→ Your objective
Work through the material below line by line and say how many lines include the word "enabled". Only the number, please.

→ Available records
** start **
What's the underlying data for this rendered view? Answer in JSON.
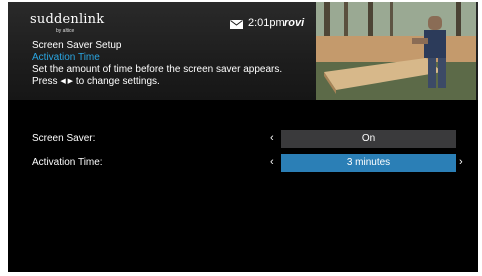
{
  "header": {
    "logo_main": "suddenlink",
    "logo_sub": "by altice",
    "mail_icon": "envelope-icon",
    "time": "2:01pm",
    "brand": "rovi"
  },
  "info": {
    "title": "Screen Saver Setup",
    "subtitle": "Activation Time",
    "description": "Set the amount of time before the screen saver appears.",
    "hint_prefix": "Press",
    "hint_arrows": "◀ ▶",
    "hint_suffix": "to change settings."
  },
  "settings": [
    {
      "label": "Screen Saver:",
      "value": "On",
      "selected": false
    },
    {
      "label": "Activation Time:",
      "value": "3 minutes",
      "selected": true
    }
  ],
  "arrows": {
    "left": "‹",
    "right": "›"
  },
  "colors": {
    "accent": "#2aa6e2",
    "selected_value_bg": "#2b7fb6",
    "value_bg": "#3a3a3c",
    "background": "#000000"
  }
}
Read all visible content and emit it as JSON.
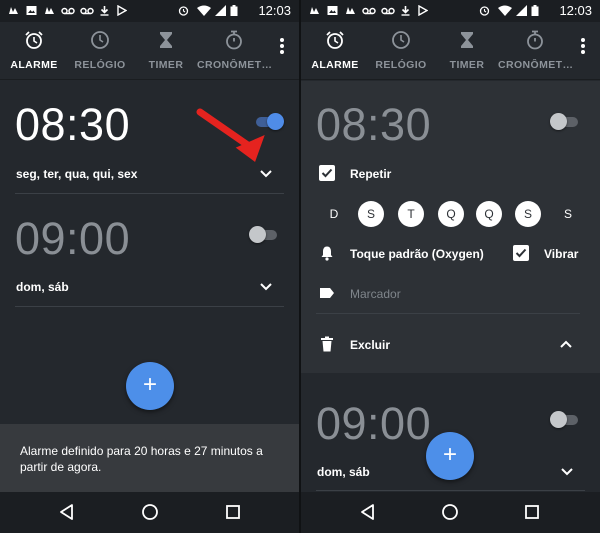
{
  "status_bar": {
    "time": "12:03"
  },
  "tabs": [
    {
      "label": "ALARME",
      "icon": "alarm-clock-icon",
      "active": true
    },
    {
      "label": "RELÓGIO",
      "icon": "clock-icon",
      "active": false
    },
    {
      "label": "TIMER",
      "icon": "hourglass-icon",
      "active": false
    },
    {
      "label": "CRONÔMET…",
      "icon": "stopwatch-icon",
      "active": false
    }
  ],
  "left_screen": {
    "alarms": [
      {
        "time": "08:30",
        "days": "seg, ter, qua, qui, sex",
        "enabled": true
      },
      {
        "time": "09:00",
        "days": "dom, sáb",
        "enabled": false
      }
    ],
    "snackbar": "Alarme definido para 20 horas e 27 minutos a partir de agora."
  },
  "right_screen": {
    "expanded_alarm": {
      "time": "08:30",
      "enabled": false,
      "repeat_label": "Repetir",
      "repeat_checked": true,
      "week_days": [
        {
          "letter": "D",
          "selected": false
        },
        {
          "letter": "S",
          "selected": true
        },
        {
          "letter": "T",
          "selected": true
        },
        {
          "letter": "Q",
          "selected": true
        },
        {
          "letter": "Q",
          "selected": true
        },
        {
          "letter": "S",
          "selected": true
        },
        {
          "letter": "S",
          "selected": false
        }
      ],
      "ringtone": "Toque padrão (Oxygen)",
      "vibrate_label": "Vibrar",
      "vibrate_checked": true,
      "label_placeholder": "Marcador",
      "delete_label": "Excluir"
    },
    "second_alarm": {
      "time": "09:00",
      "days": "dom, sáb",
      "enabled": false
    }
  },
  "fab_label": "+",
  "colors": {
    "accent": "#4d8fe9",
    "background": "#24282d",
    "expanded_bg": "#2d3136",
    "annotation_arrow": "#e5231f"
  }
}
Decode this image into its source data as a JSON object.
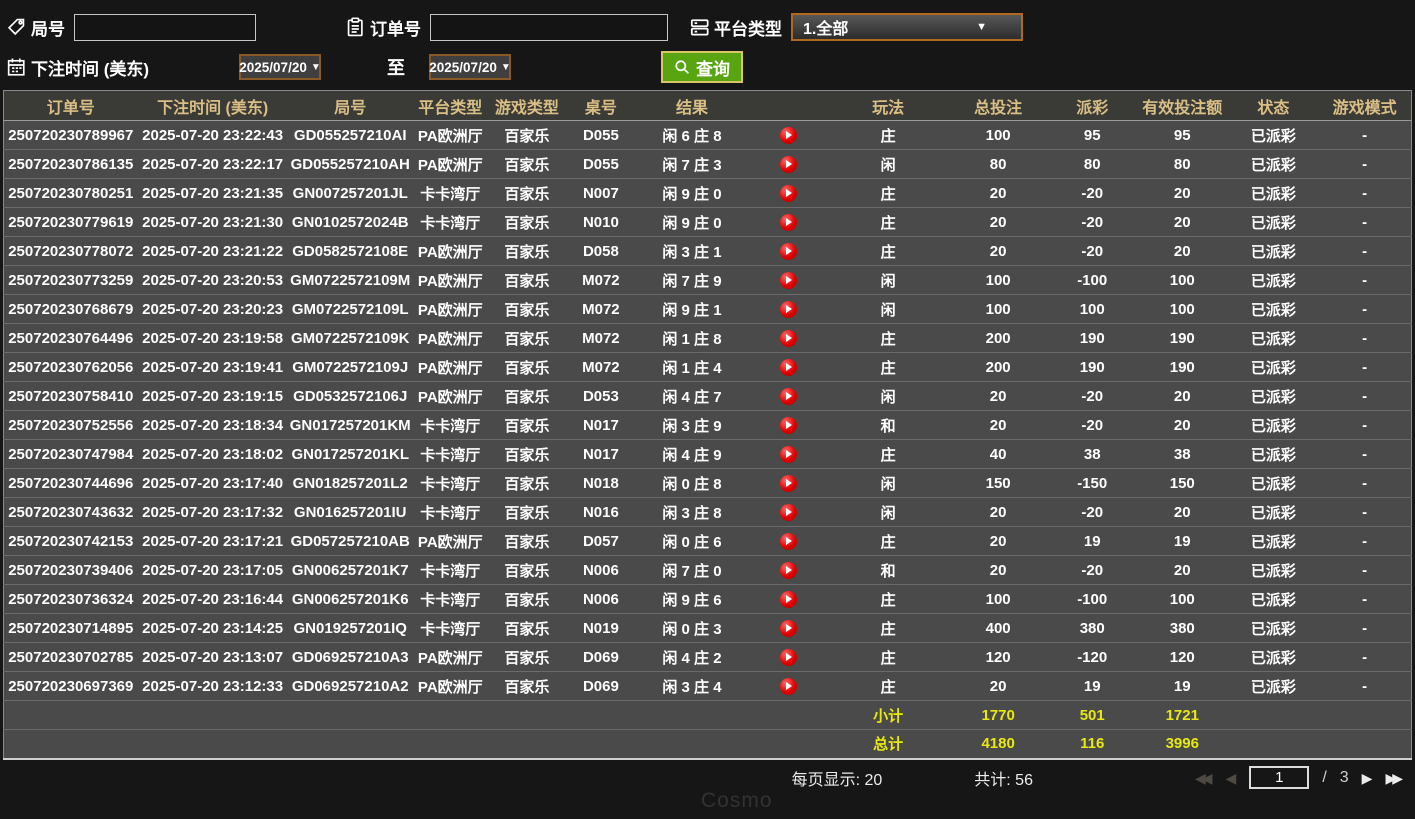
{
  "filters": {
    "round_label": "局号",
    "round_value": "",
    "order_label": "订单号",
    "order_value": "",
    "platform_label": "平台类型",
    "platform_value": "1.全部",
    "bet_time_label": "下注时间 (美东)",
    "date_from": "2025/07/20",
    "to_label": "至",
    "date_to": "2025/07/20",
    "search_label": "查询"
  },
  "table": {
    "headers": [
      "订单号",
      "下注时间 (美东)",
      "局号",
      "平台类型",
      "游戏类型",
      "桌号",
      "结果",
      "",
      "玩法",
      "总投注",
      "派彩",
      "有效投注额",
      "状态",
      "游戏模式"
    ],
    "rows": [
      [
        "250720230789967",
        "2025-07-20 23:22:43",
        "GD055257210AI",
        "PA欧洲厅",
        "百家乐",
        "D055",
        "闲 6 庄 8",
        "庄",
        100,
        95,
        95,
        "已派彩",
        "-"
      ],
      [
        "250720230786135",
        "2025-07-20 23:22:17",
        "GD055257210AH",
        "PA欧洲厅",
        "百家乐",
        "D055",
        "闲 7 庄 3",
        "闲",
        80,
        80,
        80,
        "已派彩",
        "-"
      ],
      [
        "250720230780251",
        "2025-07-20 23:21:35",
        "GN007257201JL",
        "卡卡湾厅",
        "百家乐",
        "N007",
        "闲 9 庄 0",
        "庄",
        20,
        -20,
        20,
        "已派彩",
        "-"
      ],
      [
        "250720230779619",
        "2025-07-20 23:21:30",
        "GN0102572024B",
        "卡卡湾厅",
        "百家乐",
        "N010",
        "闲 9 庄 0",
        "庄",
        20,
        -20,
        20,
        "已派彩",
        "-"
      ],
      [
        "250720230778072",
        "2025-07-20 23:21:22",
        "GD0582572108E",
        "PA欧洲厅",
        "百家乐",
        "D058",
        "闲 3 庄 1",
        "庄",
        20,
        -20,
        20,
        "已派彩",
        "-"
      ],
      [
        "250720230773259",
        "2025-07-20 23:20:53",
        "GM0722572109M",
        "PA欧洲厅",
        "百家乐",
        "M072",
        "闲 7 庄 9",
        "闲",
        100,
        -100,
        100,
        "已派彩",
        "-"
      ],
      [
        "250720230768679",
        "2025-07-20 23:20:23",
        "GM0722572109L",
        "PA欧洲厅",
        "百家乐",
        "M072",
        "闲 9 庄 1",
        "闲",
        100,
        100,
        100,
        "已派彩",
        "-"
      ],
      [
        "250720230764496",
        "2025-07-20 23:19:58",
        "GM0722572109K",
        "PA欧洲厅",
        "百家乐",
        "M072",
        "闲 1 庄 8",
        "庄",
        200,
        190,
        190,
        "已派彩",
        "-"
      ],
      [
        "250720230762056",
        "2025-07-20 23:19:41",
        "GM0722572109J",
        "PA欧洲厅",
        "百家乐",
        "M072",
        "闲 1 庄 4",
        "庄",
        200,
        190,
        190,
        "已派彩",
        "-"
      ],
      [
        "250720230758410",
        "2025-07-20 23:19:15",
        "GD0532572106J",
        "PA欧洲厅",
        "百家乐",
        "D053",
        "闲 4 庄 7",
        "闲",
        20,
        -20,
        20,
        "已派彩",
        "-"
      ],
      [
        "250720230752556",
        "2025-07-20 23:18:34",
        "GN017257201KM",
        "卡卡湾厅",
        "百家乐",
        "N017",
        "闲 3 庄 9",
        "和",
        20,
        -20,
        20,
        "已派彩",
        "-"
      ],
      [
        "250720230747984",
        "2025-07-20 23:18:02",
        "GN017257201KL",
        "卡卡湾厅",
        "百家乐",
        "N017",
        "闲 4 庄 9",
        "庄",
        40,
        38,
        38,
        "已派彩",
        "-"
      ],
      [
        "250720230744696",
        "2025-07-20 23:17:40",
        "GN018257201L2",
        "卡卡湾厅",
        "百家乐",
        "N018",
        "闲 0 庄 8",
        "闲",
        150,
        -150,
        150,
        "已派彩",
        "-"
      ],
      [
        "250720230743632",
        "2025-07-20 23:17:32",
        "GN016257201IU",
        "卡卡湾厅",
        "百家乐",
        "N016",
        "闲 3 庄 8",
        "闲",
        20,
        -20,
        20,
        "已派彩",
        "-"
      ],
      [
        "250720230742153",
        "2025-07-20 23:17:21",
        "GD057257210AB",
        "PA欧洲厅",
        "百家乐",
        "D057",
        "闲 0 庄 6",
        "庄",
        20,
        19,
        19,
        "已派彩",
        "-"
      ],
      [
        "250720230739406",
        "2025-07-20 23:17:05",
        "GN006257201K7",
        "卡卡湾厅",
        "百家乐",
        "N006",
        "闲 7 庄 0",
        "和",
        20,
        -20,
        20,
        "已派彩",
        "-"
      ],
      [
        "250720230736324",
        "2025-07-20 23:16:44",
        "GN006257201K6",
        "卡卡湾厅",
        "百家乐",
        "N006",
        "闲 9 庄 6",
        "庄",
        100,
        -100,
        100,
        "已派彩",
        "-"
      ],
      [
        "250720230714895",
        "2025-07-20 23:14:25",
        "GN019257201IQ",
        "卡卡湾厅",
        "百家乐",
        "N019",
        "闲 0 庄 3",
        "庄",
        400,
        380,
        380,
        "已派彩",
        "-"
      ],
      [
        "250720230702785",
        "2025-07-20 23:13:07",
        "GD069257210A3",
        "PA欧洲厅",
        "百家乐",
        "D069",
        "闲 4 庄 2",
        "庄",
        120,
        -120,
        120,
        "已派彩",
        "-"
      ],
      [
        "250720230697369",
        "2025-07-20 23:12:33",
        "GD069257210A2",
        "PA欧洲厅",
        "百家乐",
        "D069",
        "闲 3 庄 4",
        "庄",
        20,
        19,
        19,
        "已派彩",
        "-"
      ]
    ],
    "subtotal": {
      "label": "小计",
      "total_bet": "1770",
      "payout": "501",
      "valid_bet": "1721"
    },
    "grand_total": {
      "label": "总计",
      "total_bet": "4180",
      "payout": "116",
      "valid_bet": "3996"
    }
  },
  "footer": {
    "per_page": "每页显示: 20",
    "total_count": "共计: 56",
    "current_page": "1",
    "page_sep": "/",
    "total_pages": "3"
  },
  "watermark": "Cosmo",
  "colors": {
    "search_button_green": "#58a411",
    "header_text_gold": "#d9bf85",
    "payout_positive_red": "#c9142e",
    "payout_negative_green": "#3fdd27",
    "status_paid_green": "#2fd42f",
    "totals_yellow": "#e8e812",
    "date_border_brown": "#8a5a26",
    "platform_border_orange": "#b0691f",
    "play_icon_red": "#e00000"
  }
}
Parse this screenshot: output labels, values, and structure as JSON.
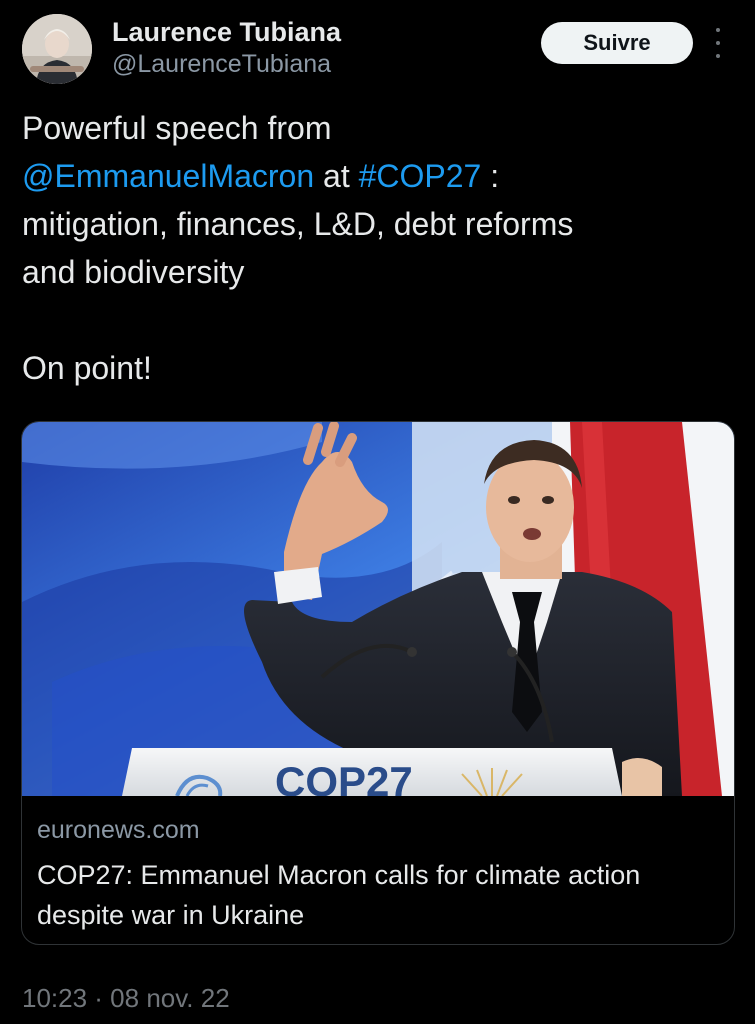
** end **
→ Correct answer
4